━━━ GIVEN PASSAGE ━━━

Howard, many thanks for all this information. I have been trying to make something similar for a while now, but with no access to AMB equipment (I am not interested in compatibility).

I have been playing with your transponder circuit this weekend, right now just the LC tank portion with a 47p, 62p and a square wound core using magnet wire which is slightly bigger than the one in your first post. Right now I'm feeding a square wave at 5VDC from a function generator, through two 100R resistors as if it were driven by the XOR gates.

Sweeping the tank shows it is resonant at around 5.22Mhz (I will adjust capacitors later). I measured directly across the inductor and got about ~13Vp-p.

One thing confuses me though, I am trying to pick this up with two loops of wire. This is fed straight into the scope.

One is a large square of thin stranded wire, roughly 30" x 12". I get a mostly clean 5.22Mhz sine wave from this, even at a fair distance.

The other is an 18AWG loop at 18" long. I get practically no 5.22Mhz, even right next to the loop. If I adjust the frequency to 12.2Mhz I get a sine wave at the loop, but scoping the tank itself is very messy. It isn't a resonant frequency of the tank. I am guessing here I have built a poorly coupled transformer!

I did not think that reception should depend on the size of the loop, have I missed something? Or is it just because my shorter loop so small that it stands no good chance of receiving the 5Mhz signal?

I can't explain at the moment why you are getting such disparate results from your two receiving loops, but I can offer some advice that will help you with your experiments:

First, the transponder tank was designed for differential (bridge) drive, but your signal generator very likely has a single-ended output with 50 ohms source impedance. Let's refer to the transponder schematic:

http://www.rctech.net/forum/11809951-post112.html

For single-ended drive, eliminate R5, connect the signal generator ground directly to the junction of CT1 and L1, and drive R4 with the "hot" lead from the signal generator. Also, R4 would now need to be 200 ohms (R4+R5), but the generator already provides 50 ohms, so make R4 150 ohms.

━━━ RECORDS ━━━

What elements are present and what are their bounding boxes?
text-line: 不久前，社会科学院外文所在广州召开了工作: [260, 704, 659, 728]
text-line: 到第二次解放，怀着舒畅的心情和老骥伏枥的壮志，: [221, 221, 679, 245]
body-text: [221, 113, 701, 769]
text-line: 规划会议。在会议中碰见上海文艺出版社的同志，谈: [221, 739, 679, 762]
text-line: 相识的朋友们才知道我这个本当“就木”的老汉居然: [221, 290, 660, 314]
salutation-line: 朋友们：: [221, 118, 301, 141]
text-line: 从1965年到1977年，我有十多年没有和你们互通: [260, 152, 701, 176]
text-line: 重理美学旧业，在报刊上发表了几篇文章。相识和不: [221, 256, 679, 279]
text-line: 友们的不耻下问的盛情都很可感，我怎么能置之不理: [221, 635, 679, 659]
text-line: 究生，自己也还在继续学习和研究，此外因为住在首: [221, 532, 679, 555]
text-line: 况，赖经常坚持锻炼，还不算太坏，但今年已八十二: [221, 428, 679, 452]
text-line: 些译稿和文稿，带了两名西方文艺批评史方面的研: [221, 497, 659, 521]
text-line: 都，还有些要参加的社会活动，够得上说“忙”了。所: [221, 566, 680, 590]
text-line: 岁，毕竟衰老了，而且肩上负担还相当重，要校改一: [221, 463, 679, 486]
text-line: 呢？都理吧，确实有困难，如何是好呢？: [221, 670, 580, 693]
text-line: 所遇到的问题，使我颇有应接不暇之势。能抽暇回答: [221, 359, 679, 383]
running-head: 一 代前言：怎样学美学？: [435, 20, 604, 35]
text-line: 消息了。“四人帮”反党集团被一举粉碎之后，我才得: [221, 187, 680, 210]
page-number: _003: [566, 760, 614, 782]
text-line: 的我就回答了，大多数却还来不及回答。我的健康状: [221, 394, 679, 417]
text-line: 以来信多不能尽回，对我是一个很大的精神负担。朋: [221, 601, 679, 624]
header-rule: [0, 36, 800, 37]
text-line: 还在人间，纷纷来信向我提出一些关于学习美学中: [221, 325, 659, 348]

━━━

--- TO DO ---
1. In the transponder forum thread, at about what frequency does sweeping show the tank to be resonant?
2. Edit the transponder forum thread starting with "Howard, many thanks" and going on through "interested in compatibility).", putting "detail" in place of "information".
The rows have no connection to the transponder forum thread.

--- SOLUTIONS TO EACH TASK ---
1. About 5.22 MHz.

2.
Howard, many thanks for all this detail. I have been trying to make something similar for a while now, but with no access to AMB equipment (I am not interested in compatibility).